-- start Data shown --

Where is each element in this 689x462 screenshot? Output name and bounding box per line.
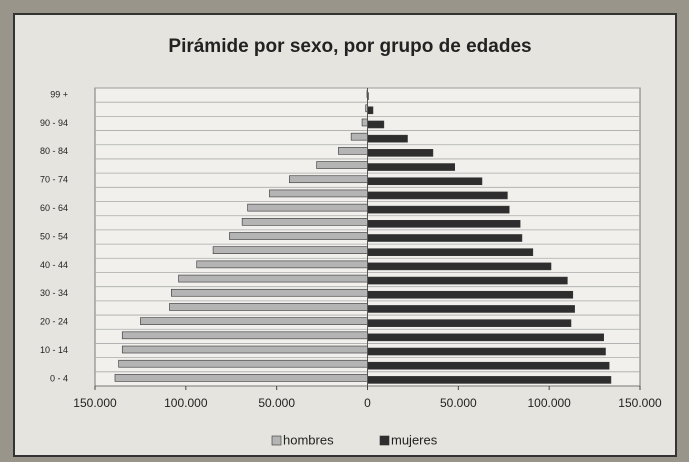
bar [121,345,368,354]
x-tick-label: 0 [364,396,371,410]
bar [367,305,575,313]
bar [114,374,368,382]
bar [367,177,483,186]
y-tick-label: 90 - 94 [40,118,68,128]
y-tick-label: 80 - 84 [40,146,68,156]
bar [367,234,523,242]
bar [229,232,368,240]
y-tick-label: 30 - 34 [40,288,68,298]
bar [367,149,434,157]
bar [247,203,368,212]
y-tick-label: 0 - 4 [50,373,68,383]
bar [171,288,368,297]
bar [367,191,508,200]
bar [367,248,534,256]
bar [269,189,368,198]
y-tick-label: 99 + [50,89,68,99]
bar [121,331,368,340]
bar [169,303,368,311]
legend-swatch [379,435,390,446]
bar [178,274,368,283]
y-tick-label: 40 - 44 [40,260,68,270]
y-tick-label: 50 - 54 [40,231,68,241]
bar [367,262,552,271]
bar [350,132,368,141]
bar [367,276,568,285]
x-tick-label: 150.000 [73,396,117,410]
x-tick-label: 100.000 [164,396,208,410]
bar [367,205,510,214]
bar [212,246,368,254]
bar [367,134,408,143]
legend-label: hombres [283,432,334,447]
x-tick-label: 50.000 [440,396,477,410]
y-tick-label: 60 - 64 [40,203,68,213]
bar [196,260,368,269]
bar [367,106,374,115]
bar [316,161,368,169]
legend-label: mujeres [391,432,438,447]
bar [241,218,368,226]
bar [118,359,368,368]
bar [367,220,521,228]
bar [367,361,610,370]
bar [289,175,368,184]
x-tick-label: 150.000 [618,396,662,410]
bar [361,118,368,127]
y-tick-label: 10 - 14 [40,345,68,355]
y-tick-label: 20 - 24 [40,317,68,327]
bar [367,376,612,384]
bar [367,333,604,342]
x-tick-label: 100.000 [527,396,571,410]
bar [367,347,606,356]
chart-title: Pirámide por sexo, por grupo de edades [168,36,531,57]
x-tick-label: 50.000 [258,396,295,410]
bar [140,317,368,325]
y-tick-label: 70 - 74 [40,175,68,185]
bar [367,319,572,327]
bar [367,290,574,299]
bar [338,147,368,155]
legend-swatch [271,435,282,446]
bar [367,120,385,129]
bar [367,163,455,171]
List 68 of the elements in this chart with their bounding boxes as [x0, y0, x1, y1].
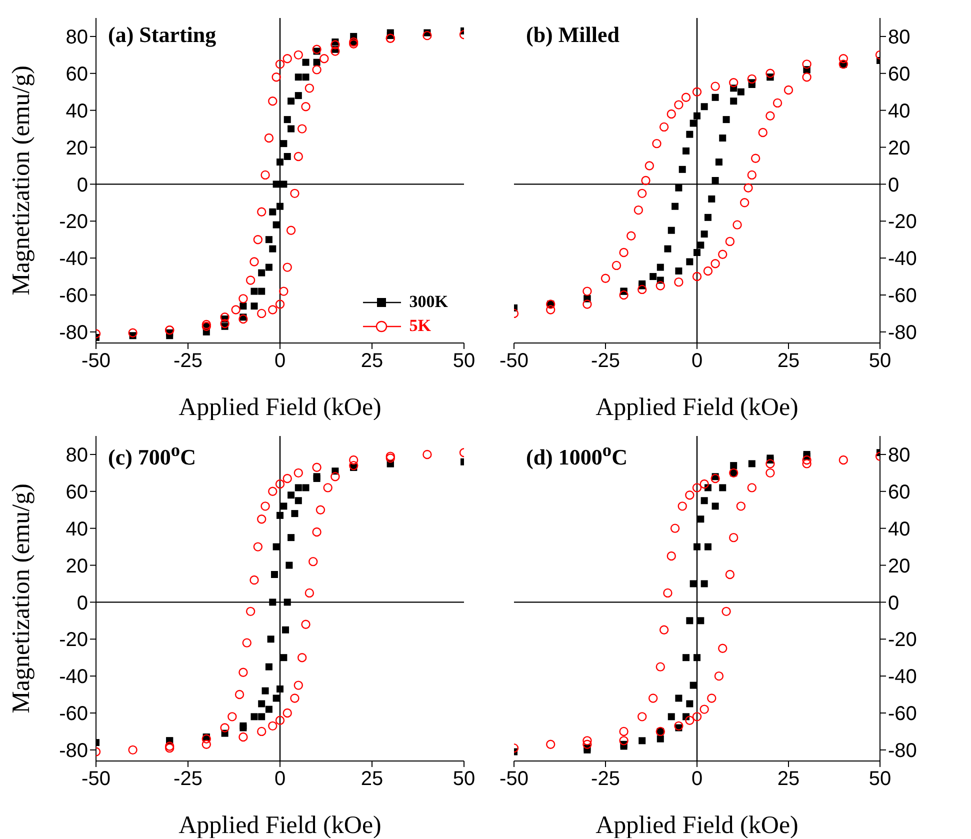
chart-title: (d) 1000$^{o}$C — [526, 440, 628, 470]
y2-tick-label: -40 — [888, 666, 917, 688]
y-tick-label: 20 — [66, 137, 88, 160]
y2-tick-label: 80 — [888, 444, 910, 467]
y-tick-label: -60 — [59, 285, 88, 308]
y-tick-label: -40 — [59, 666, 88, 688]
y2-tick-label: 60 — [888, 482, 910, 504]
x-axis-title: Applied Field (kOe) — [596, 812, 798, 839]
y-tick-label: -20 — [59, 629, 88, 652]
y-tick-label: 40 — [66, 100, 88, 122]
y-tick-label: -80 — [59, 322, 88, 344]
chart-title: (b) Milled — [526, 22, 620, 48]
y-tick-label: -20 — [59, 211, 88, 234]
y-tick-label: -40 — [59, 248, 88, 270]
y2-tick-label: 20 — [888, 137, 910, 160]
y-tick-label: 0 — [76, 174, 88, 196]
y2-tick-label: 40 — [888, 100, 910, 122]
x-tick-label: 0 — [691, 350, 703, 372]
x-tick-label: 0 — [274, 350, 286, 372]
x-tick-label: 50 — [452, 768, 476, 790]
chart-title: (a) Starting — [108, 22, 216, 48]
y-tick-label: 60 — [66, 64, 88, 86]
y2-tick-label: -80 — [888, 322, 917, 344]
y2-tick-label: 60 — [888, 64, 910, 86]
x-tick-label: 50 — [868, 768, 892, 790]
y2-tick-label: -40 — [888, 248, 917, 270]
y-axis-title: Magnetization (emu/g) — [8, 484, 35, 714]
legend-label: 300K — [409, 292, 448, 312]
x-tick-label: -50 — [82, 350, 110, 372]
x-tick-label: 25 — [360, 350, 384, 372]
x-tick-label: 0 — [691, 768, 703, 790]
y-tick-label: 80 — [66, 444, 88, 467]
y2-tick-label: 80 — [888, 26, 910, 49]
x-tick-label: 0 — [274, 768, 286, 790]
x-tick-label: 50 — [868, 350, 892, 372]
y-tick-label: 60 — [66, 482, 88, 504]
y2-tick-label: 40 — [888, 518, 910, 540]
y2-tick-label: -60 — [888, 703, 917, 726]
legend-label: 5K — [409, 316, 431, 336]
y2-tick-label: 0 — [888, 174, 900, 196]
x-tick-label: -50 — [500, 350, 528, 372]
x-axis-title: Applied Field (kOe) — [178, 812, 382, 839]
x-axis-title: Applied Field (kOe) — [596, 394, 798, 421]
y-tick-label: 80 — [66, 26, 88, 49]
y-tick-label: -60 — [59, 703, 88, 726]
x-tick-label: -25 — [174, 768, 202, 790]
chart-title: (c) 700$^{o}$C — [108, 440, 196, 470]
y2-tick-label: -80 — [888, 740, 917, 762]
x-tick-label: -25 — [591, 350, 620, 372]
y-tick-label: 20 — [66, 555, 88, 578]
x-tick-label: 25 — [360, 768, 384, 790]
y-axis-title: Magnetization (emu/g) — [8, 66, 35, 296]
y2-tick-label: 0 — [888, 592, 900, 614]
x-tick-label: -50 — [82, 768, 110, 790]
x-tick-label: 50 — [452, 350, 476, 372]
x-tick-label: 25 — [777, 350, 800, 372]
y2-tick-label: -20 — [888, 629, 917, 652]
y-tick-label: 40 — [66, 518, 88, 540]
y2-tick-label: -60 — [888, 285, 917, 308]
x-tick-label: -50 — [500, 768, 528, 790]
y2-tick-label: -20 — [888, 211, 917, 234]
x-tick-label: -25 — [174, 350, 202, 372]
y-tick-label: -80 — [59, 740, 88, 762]
x-tick-label: -25 — [591, 768, 620, 790]
x-axis-title: Applied Field (kOe) — [178, 394, 382, 421]
y2-tick-label: 20 — [888, 555, 910, 578]
y-tick-label: 0 — [76, 592, 88, 614]
x-tick-label: 25 — [777, 768, 800, 790]
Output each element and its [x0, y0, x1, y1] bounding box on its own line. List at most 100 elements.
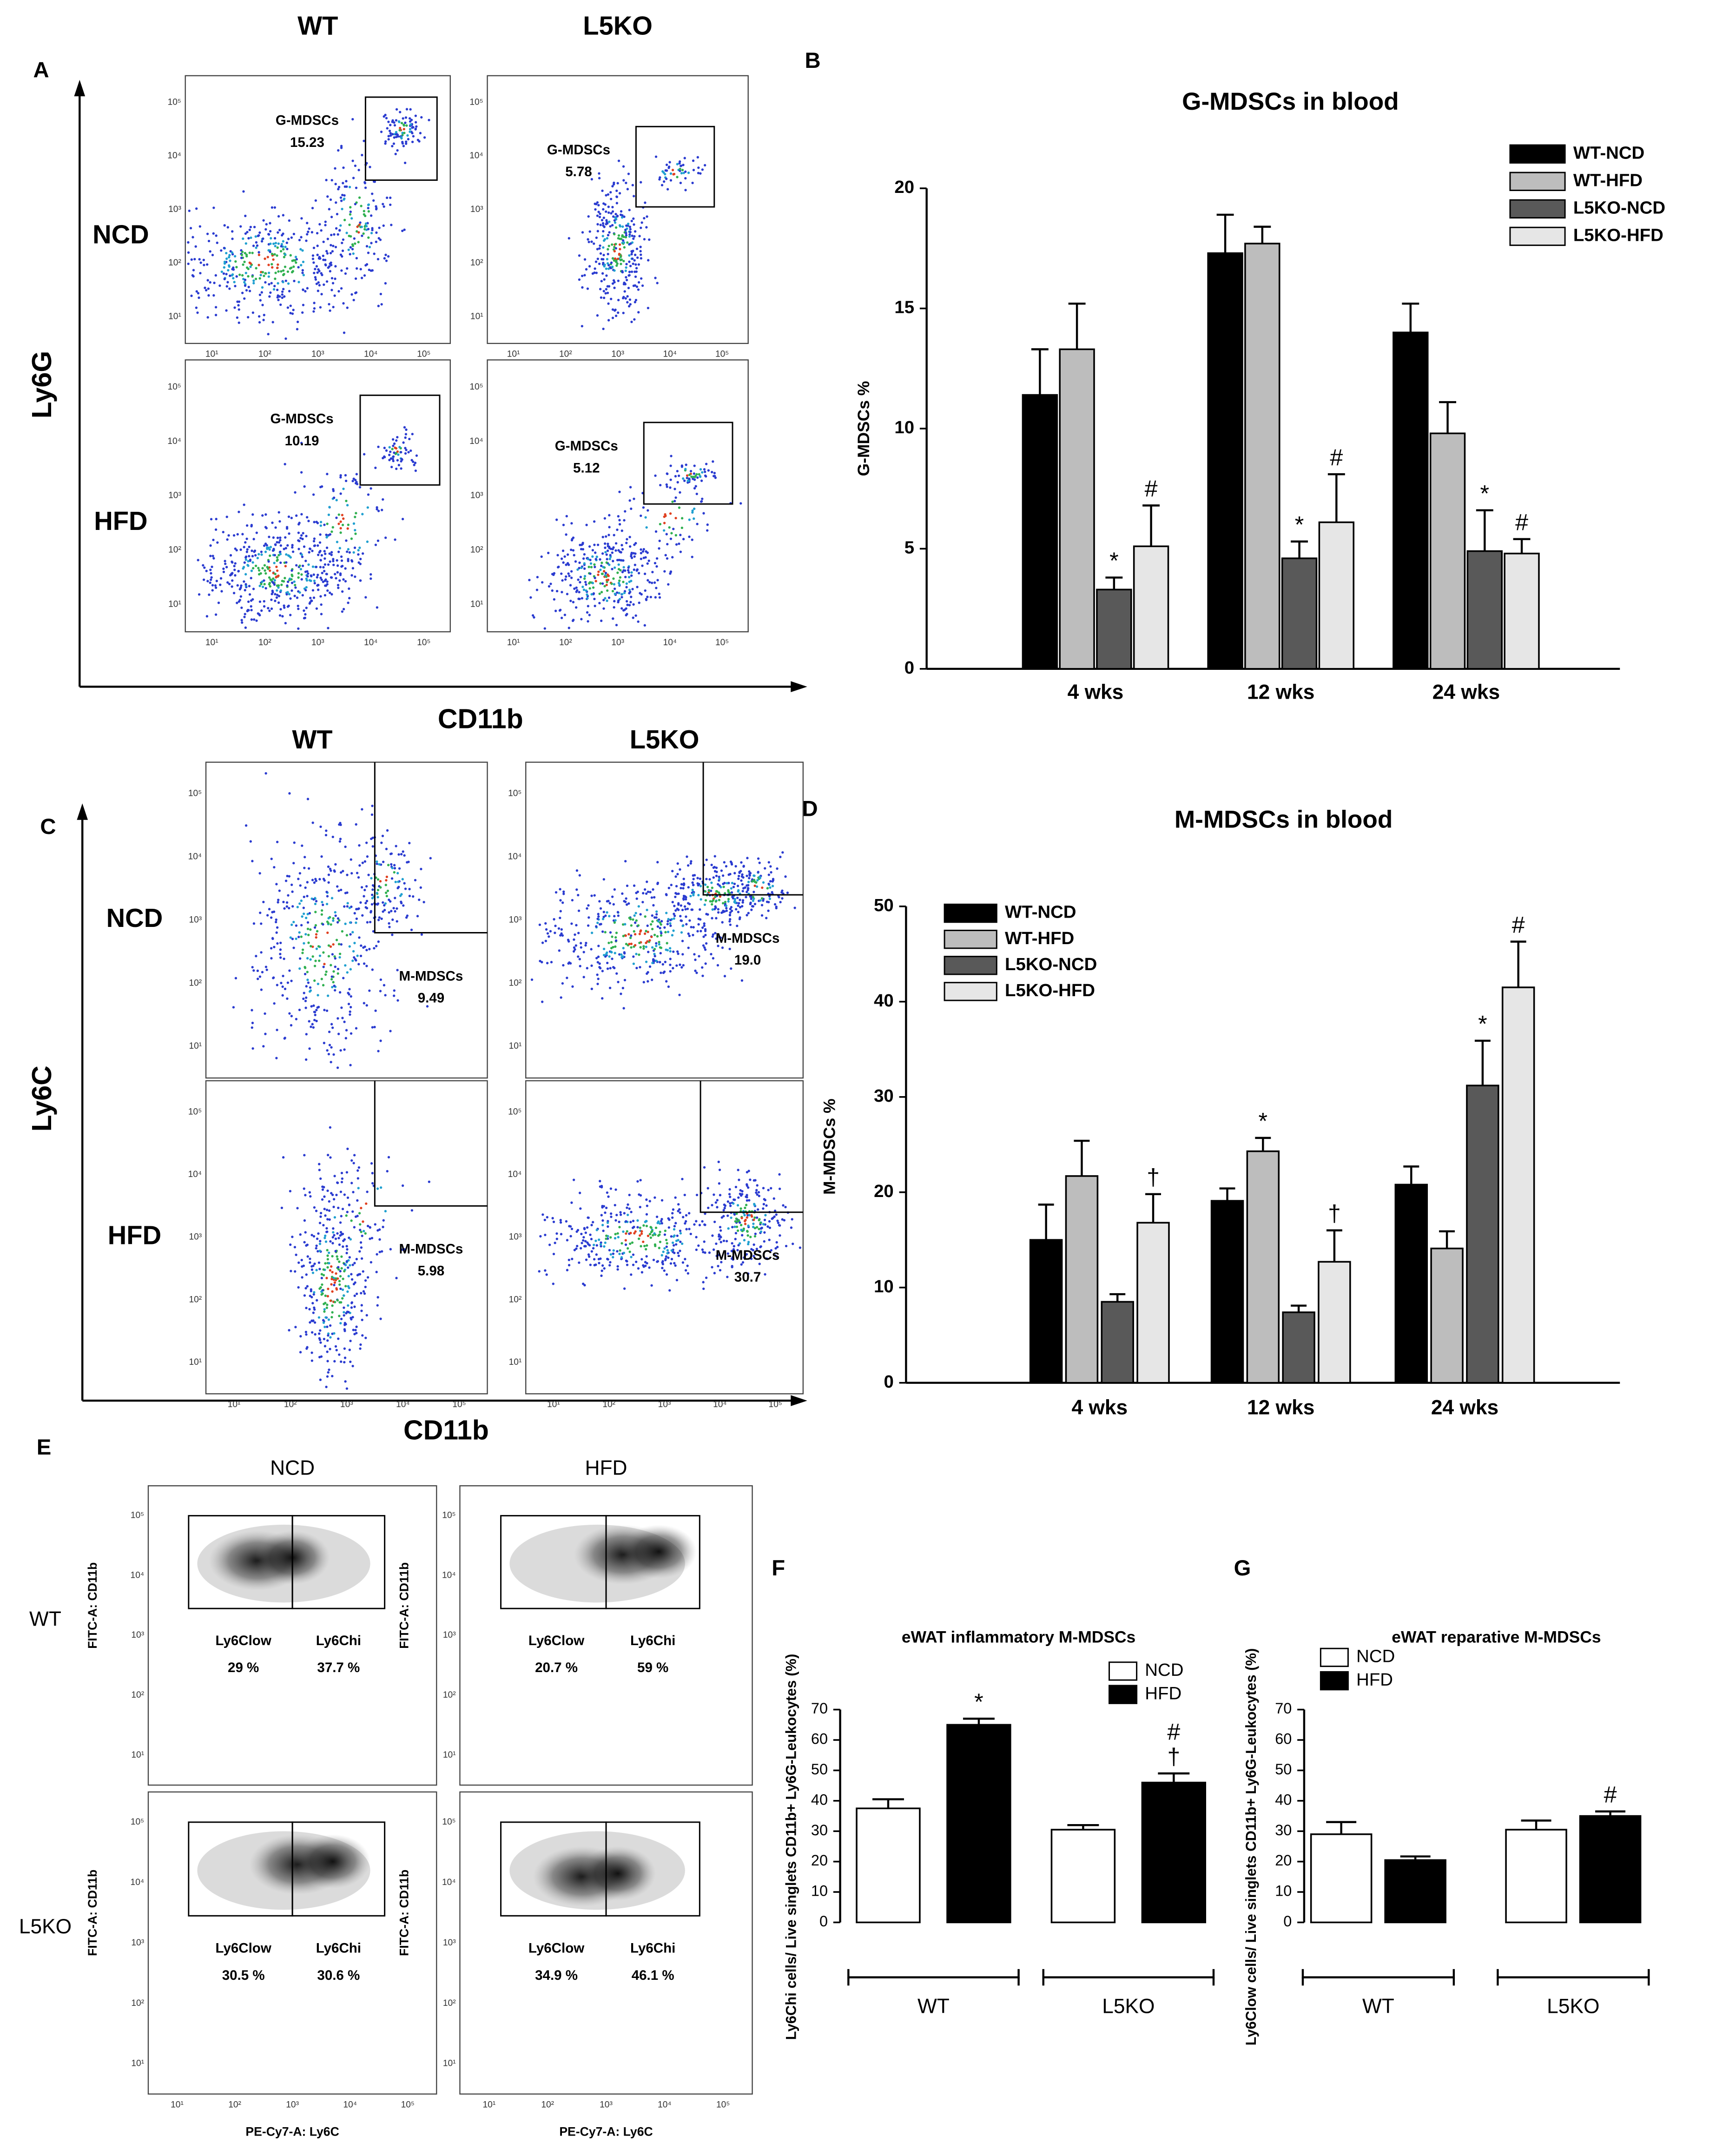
- flow-event: [264, 1032, 267, 1035]
- flow-event: [633, 555, 636, 558]
- flow-event: [590, 987, 593, 990]
- flow-event: [347, 602, 350, 604]
- flow-event: [350, 1302, 353, 1304]
- flow-event: [332, 1198, 336, 1201]
- flow-event: [566, 1239, 569, 1242]
- flow-event: [655, 942, 658, 945]
- flow-event: [271, 937, 274, 940]
- flow-event: [672, 528, 675, 530]
- flow-event: [390, 852, 393, 855]
- flow-event: [223, 278, 226, 280]
- flow-event: [779, 855, 782, 859]
- flow-event: [620, 263, 622, 265]
- flow-event: [224, 560, 226, 562]
- flow-event: [670, 1235, 673, 1238]
- flow-event: [625, 943, 628, 946]
- flow-tick-label: 10¹: [205, 350, 218, 359]
- flow-event: [601, 222, 605, 225]
- flow-event: [290, 582, 294, 584]
- flow-event: [683, 883, 686, 886]
- flow-event: [323, 1042, 326, 1045]
- category-bracket: [1497, 1969, 1650, 1978]
- flow-event: [599, 244, 601, 247]
- flow-event: [405, 449, 408, 451]
- flow-event: [203, 566, 206, 569]
- flow-event: [321, 900, 323, 904]
- flow-event: [332, 1205, 335, 1209]
- flow-event: [617, 1236, 620, 1238]
- flow-event: [260, 609, 263, 612]
- flow-event: [706, 886, 709, 888]
- flow-event: [283, 907, 286, 910]
- flow-event: [666, 485, 668, 488]
- flow-event: [598, 1262, 601, 1264]
- flow-event: [671, 1216, 674, 1219]
- flow-event: [608, 902, 611, 905]
- flow-event: [325, 891, 328, 893]
- flow-event: [361, 1235, 363, 1237]
- flow-event: [647, 971, 649, 974]
- flow-event: [376, 860, 378, 863]
- flow-event: [662, 972, 665, 974]
- flow-event: [568, 237, 570, 240]
- flow-event: [790, 1226, 793, 1229]
- flow-event: [737, 904, 739, 907]
- flow-event: [682, 878, 685, 880]
- flow-event: [251, 275, 254, 278]
- flow-event: [351, 118, 354, 121]
- flow-event: [328, 506, 331, 509]
- flow-event: [251, 1047, 254, 1050]
- flow-event: [334, 989, 337, 992]
- flow-event: [267, 275, 270, 278]
- flow-event: [278, 614, 282, 617]
- flow-event: [260, 550, 263, 553]
- flow-event: [405, 124, 408, 127]
- flow-event: [378, 863, 381, 866]
- flow-event: [385, 449, 388, 452]
- flow-event: [339, 476, 342, 479]
- flow-event: [284, 576, 286, 580]
- flow-event: [622, 1007, 625, 1010]
- flow-event: [277, 901, 279, 904]
- flow-event: [341, 193, 344, 197]
- flow-event: [575, 1247, 578, 1250]
- flow-event: [758, 861, 761, 864]
- flow-event: [758, 1228, 760, 1230]
- flow-event: [281, 290, 284, 293]
- flow-event: [375, 240, 377, 243]
- flow-event: [302, 997, 305, 1000]
- flow-event: [608, 526, 611, 529]
- flow-event: [768, 1220, 771, 1223]
- flow-event: [617, 311, 620, 314]
- flow-event: [749, 872, 752, 874]
- axis-label: CD11b: [403, 1415, 489, 1446]
- flow-event: [717, 1254, 720, 1257]
- flow-event: [577, 955, 580, 958]
- flow-event: [588, 265, 591, 268]
- flow-event: [327, 955, 330, 958]
- flow-event: [610, 950, 613, 953]
- flow-event: [653, 933, 656, 936]
- flow-event: [605, 553, 608, 556]
- flow-event: [300, 578, 303, 581]
- flow-event: [667, 918, 670, 920]
- flow-event: [276, 536, 279, 539]
- flow-event: [711, 917, 713, 919]
- flow-event: [233, 255, 237, 258]
- flow-event: [334, 245, 337, 249]
- flow-tick-label: 10¹: [507, 638, 520, 648]
- flow-event: [573, 587, 576, 590]
- flow-event: [691, 511, 694, 514]
- flow-event: [756, 1193, 759, 1196]
- row-label: WT: [29, 1608, 61, 1631]
- flow-event: [664, 1258, 667, 1262]
- flow-event: [605, 221, 608, 224]
- flow-event: [240, 606, 243, 609]
- flow-event: [715, 866, 718, 869]
- flow-event: [640, 1230, 643, 1233]
- flow-event: [561, 591, 563, 594]
- flow-event: [272, 288, 276, 291]
- y-tick-label: 50: [1275, 1761, 1292, 1778]
- flow-event: [703, 1166, 706, 1169]
- flow-event: [627, 571, 630, 574]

-- end Data shown --

# To do
Rewrite the records from the line with "440, 628, 470]" to the line with "y-tick-label: -80 — [59, 322, 88, 344]", putting "right-axis-tick-label" wherever "y2-tick-label" appears and keeping everything else unchanged.

# Solution to this problem
chart-title: (d) 1000$^{o}$C — [526, 440, 628, 470]
right-axis-tick-label: -40 — [888, 666, 917, 688]
y-tick-label: 20 — [66, 137, 88, 160]
right-axis-tick-label: 80 — [888, 444, 910, 467]
y-tick-label: -60 — [59, 285, 88, 308]
y-tick-label: -40 — [59, 666, 88, 688]
right-axis-tick-label: 60 — [888, 482, 910, 504]
x-axis-title: Applied Field (kOe) — [596, 812, 798, 839]
y-tick-label: -20 — [59, 629, 88, 652]
y-tick-label: 40 — [66, 100, 88, 122]
y-tick-label: -80 — [59, 322, 88, 344]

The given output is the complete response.